→ **Required actions**
• a. Rewrite the records from the start through the line holding "306, 722, 330]", inclusive, swapping "limit-square" for "bound-square" and leaving everything else unchanged.
• b. Write the next part of the passage on Atwood and feminism, picking up after its last sentence.

She is, perhaps, the literary feminist of recent decades. She’s completely inescapable, institutionally beloved – her earlier novels are on academic syllabi (I studied The Robber Bride in undergrad, personally), her new releases make bestseller lists and receive rave reviews, her work has been adapted by Hulu and Netflix and even Wayne MacGregor for the Royal Ballet. Everyone knew that her joint win of the 2019 Booker prize was bullshit,5 but still, the judges couldn’t resist awarding it to her, no matter the obviously bad optics of undermining Bernardine Evaristo’s win.
Yet Atwood has been shy of – and even uncomfortable with – aligning herself with feminism throughout her career. Her work would not exist without the influence of radical and Marxist feminists; these bolder edges of the Overton window of Women’s Lib inevitably had an indirect impact on the tamer flavours of the movement. But where younger liberals are more content to ignore and erase radicals, Atwood comes from the era of a far more confronting left, and better understands the fundamental differences between her politics and those even of radicals, or even of committed liberal feminists.6 Such disagreements bring out a contrariness and contempt within her – consider her insistence that her first novel, The Edible Woman, could only be ‘proto-feminist’ as she wrote it before the explosion of political (including feminist) activity in the late sixties,7 or her obnoxious defence of her support for Steven Galloway, fired from his academic position at UBC after accusations of sexual assault and harassment.

Stored items from a collection:
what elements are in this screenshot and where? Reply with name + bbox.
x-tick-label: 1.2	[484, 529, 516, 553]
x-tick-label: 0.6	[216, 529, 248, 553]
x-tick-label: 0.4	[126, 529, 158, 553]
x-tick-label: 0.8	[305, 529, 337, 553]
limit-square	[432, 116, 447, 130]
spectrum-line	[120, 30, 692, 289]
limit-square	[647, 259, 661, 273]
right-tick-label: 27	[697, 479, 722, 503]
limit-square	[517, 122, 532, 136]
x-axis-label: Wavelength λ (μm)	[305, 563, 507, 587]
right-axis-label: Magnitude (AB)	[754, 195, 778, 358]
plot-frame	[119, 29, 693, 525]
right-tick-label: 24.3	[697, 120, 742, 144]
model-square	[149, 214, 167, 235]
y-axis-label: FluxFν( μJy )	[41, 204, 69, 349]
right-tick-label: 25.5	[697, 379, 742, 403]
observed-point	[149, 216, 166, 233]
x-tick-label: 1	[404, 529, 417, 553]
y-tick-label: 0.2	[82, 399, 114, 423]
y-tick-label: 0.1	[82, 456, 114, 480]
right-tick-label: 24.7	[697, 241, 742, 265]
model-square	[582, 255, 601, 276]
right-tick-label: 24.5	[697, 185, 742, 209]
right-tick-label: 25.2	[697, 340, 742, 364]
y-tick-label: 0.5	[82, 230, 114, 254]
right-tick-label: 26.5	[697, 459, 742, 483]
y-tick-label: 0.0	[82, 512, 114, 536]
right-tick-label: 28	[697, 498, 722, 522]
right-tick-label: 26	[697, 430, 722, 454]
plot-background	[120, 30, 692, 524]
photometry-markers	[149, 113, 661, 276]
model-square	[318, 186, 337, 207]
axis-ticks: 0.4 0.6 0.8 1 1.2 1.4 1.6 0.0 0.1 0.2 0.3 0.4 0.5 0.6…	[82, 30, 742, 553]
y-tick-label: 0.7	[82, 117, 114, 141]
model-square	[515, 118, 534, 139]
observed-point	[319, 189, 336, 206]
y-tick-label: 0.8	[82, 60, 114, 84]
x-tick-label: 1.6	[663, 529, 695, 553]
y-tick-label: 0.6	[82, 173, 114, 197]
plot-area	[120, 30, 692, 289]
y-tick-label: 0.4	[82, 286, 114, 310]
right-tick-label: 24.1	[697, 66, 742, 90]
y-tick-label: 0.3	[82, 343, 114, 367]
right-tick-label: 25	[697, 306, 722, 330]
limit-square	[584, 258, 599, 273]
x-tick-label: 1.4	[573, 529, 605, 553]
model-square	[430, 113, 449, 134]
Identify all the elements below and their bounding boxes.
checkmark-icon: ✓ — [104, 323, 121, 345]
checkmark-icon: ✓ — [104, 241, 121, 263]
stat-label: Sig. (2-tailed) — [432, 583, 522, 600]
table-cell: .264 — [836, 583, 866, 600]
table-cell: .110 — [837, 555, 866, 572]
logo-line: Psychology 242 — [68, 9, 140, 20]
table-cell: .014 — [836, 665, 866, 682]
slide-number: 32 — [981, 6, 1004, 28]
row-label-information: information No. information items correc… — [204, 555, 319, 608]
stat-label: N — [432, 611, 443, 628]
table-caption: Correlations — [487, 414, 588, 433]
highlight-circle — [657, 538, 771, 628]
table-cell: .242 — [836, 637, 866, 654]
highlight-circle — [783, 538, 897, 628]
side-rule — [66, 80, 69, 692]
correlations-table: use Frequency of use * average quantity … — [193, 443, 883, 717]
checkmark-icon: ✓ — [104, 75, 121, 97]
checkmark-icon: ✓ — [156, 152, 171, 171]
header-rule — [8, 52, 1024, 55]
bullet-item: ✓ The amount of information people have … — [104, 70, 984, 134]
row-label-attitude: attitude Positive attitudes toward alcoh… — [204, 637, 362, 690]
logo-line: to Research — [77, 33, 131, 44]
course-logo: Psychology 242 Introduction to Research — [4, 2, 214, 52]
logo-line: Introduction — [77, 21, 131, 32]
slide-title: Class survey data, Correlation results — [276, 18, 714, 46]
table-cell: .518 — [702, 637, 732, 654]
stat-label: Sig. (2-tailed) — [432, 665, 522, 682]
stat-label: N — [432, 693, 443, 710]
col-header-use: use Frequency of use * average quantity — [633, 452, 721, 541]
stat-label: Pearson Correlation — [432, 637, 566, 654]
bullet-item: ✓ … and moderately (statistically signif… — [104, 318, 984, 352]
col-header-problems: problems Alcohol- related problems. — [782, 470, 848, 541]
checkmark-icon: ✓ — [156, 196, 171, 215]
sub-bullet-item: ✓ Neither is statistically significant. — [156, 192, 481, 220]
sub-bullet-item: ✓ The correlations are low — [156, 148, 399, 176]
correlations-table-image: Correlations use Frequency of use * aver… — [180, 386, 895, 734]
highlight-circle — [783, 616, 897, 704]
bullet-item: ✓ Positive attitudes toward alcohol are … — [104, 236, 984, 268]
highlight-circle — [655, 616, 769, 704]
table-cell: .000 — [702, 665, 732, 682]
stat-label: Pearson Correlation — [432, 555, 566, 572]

→ **Solved tasks**
• a.
what elements are in this screenshot and where? Reply with name + bbox.
x-tick-label: 1.2	[484, 529, 516, 553]
x-tick-label: 0.6	[216, 529, 248, 553]
x-tick-label: 0.4	[126, 529, 158, 553]
x-tick-label: 0.8	[305, 529, 337, 553]
bound-square	[432, 116, 447, 130]
spectrum-line	[120, 30, 692, 289]
bound-square	[647, 259, 661, 273]
right-tick-label: 27	[697, 479, 722, 503]
bound-square	[517, 122, 532, 136]
x-axis-label: Wavelength λ (μm)	[305, 563, 507, 587]
right-axis-label: Magnitude (AB)	[754, 195, 778, 358]
plot-frame	[119, 29, 693, 525]
right-tick-label: 24.3	[697, 120, 742, 144]
model-square	[149, 214, 167, 235]
y-axis-label: FluxFν( μJy )	[41, 204, 69, 349]
right-tick-label: 25.5	[697, 379, 742, 403]
observed-point	[149, 216, 166, 233]
x-tick-label: 1	[404, 529, 417, 553]
y-tick-label: 0.2	[82, 399, 114, 423]
y-tick-label: 0.1	[82, 456, 114, 480]
right-tick-label: 24.7	[697, 241, 742, 265]
model-square	[582, 255, 601, 276]
right-tick-label: 24.5	[697, 185, 742, 209]
right-tick-label: 25.2	[697, 340, 742, 364]
y-tick-label: 0.5	[82, 230, 114, 254]
right-tick-label: 26.5	[697, 459, 742, 483]
y-tick-label: 0.0	[82, 512, 114, 536]
right-tick-label: 28	[697, 498, 722, 522]
right-tick-label: 26	[697, 430, 722, 454]
plot-background	[120, 30, 692, 524]
photometry-markers	[149, 113, 661, 276]
model-square	[318, 186, 337, 207]
axis-ticks: 0.4 0.6 0.8 1 1.2 1.4 1.6 0.0 0.1 0.2 0.3 0.4 0.5 0.6…	[82, 30, 742, 553]
y-tick-label: 0.7	[82, 117, 114, 141]
model-square	[515, 118, 534, 139]
observed-point	[319, 189, 336, 206]
y-tick-label: 0.8	[82, 60, 114, 84]
x-tick-label: 1.6	[663, 529, 695, 553]
y-tick-label: 0.6	[82, 173, 114, 197]
plot-area	[120, 30, 692, 289]
y-tick-label: 0.4	[82, 286, 114, 310]
right-tick-label: 24.1	[697, 66, 742, 90]
y-tick-label: 0.3	[82, 343, 114, 367]
right-tick-label: 25	[697, 306, 722, 330]

• b.
She will not yield to the unruly mob of radicals, who do not, in her eyes, believe in the egalitarianism central to noble, liberal values. She is not interested in feminist critiques of the state, the justice system, marriage, capitalism, etc, which identify such institutions as fundamentally, irreparably built on exploitation, inequality and violence. Of course, at this point in her career, she is an establishment figure – a national treasure, for one thing. She exists in the realm of the power she defends.
I think feminist history is important to ground us, as would-be feminists, in a tradition of collective struggle, a lineage to probe, build upon, and criticise. Rereading Atwood’s atrocious 2018 essay responding to criticism from feminists, I’m struck by her egotism. “It seems that I am a ‘Bad Feminist,’” she begins, but while she attempts to ridicule these accusations, sarcastically listing them alongside the many other things she has been “accused of since 1972”, an earnest sense of persecution bleeds through her words. It is not so playful a flourish as Emma Goldman’s similarly sarcastic opening of her 1908 essay, ‘What I Believe’. The two make for an interesting comparison: Goldman understands persecution has long been part of the “history of progress” and does not take it personally; Atwood is indignant and hostile. She condescends to explain that her support for Galloway reflects her commitment to true civil and human rights for women and for all human beings. Women are “not angels, incapable of wrong-doing,” she insists, deftly deploying a strawman at the feet of her critics.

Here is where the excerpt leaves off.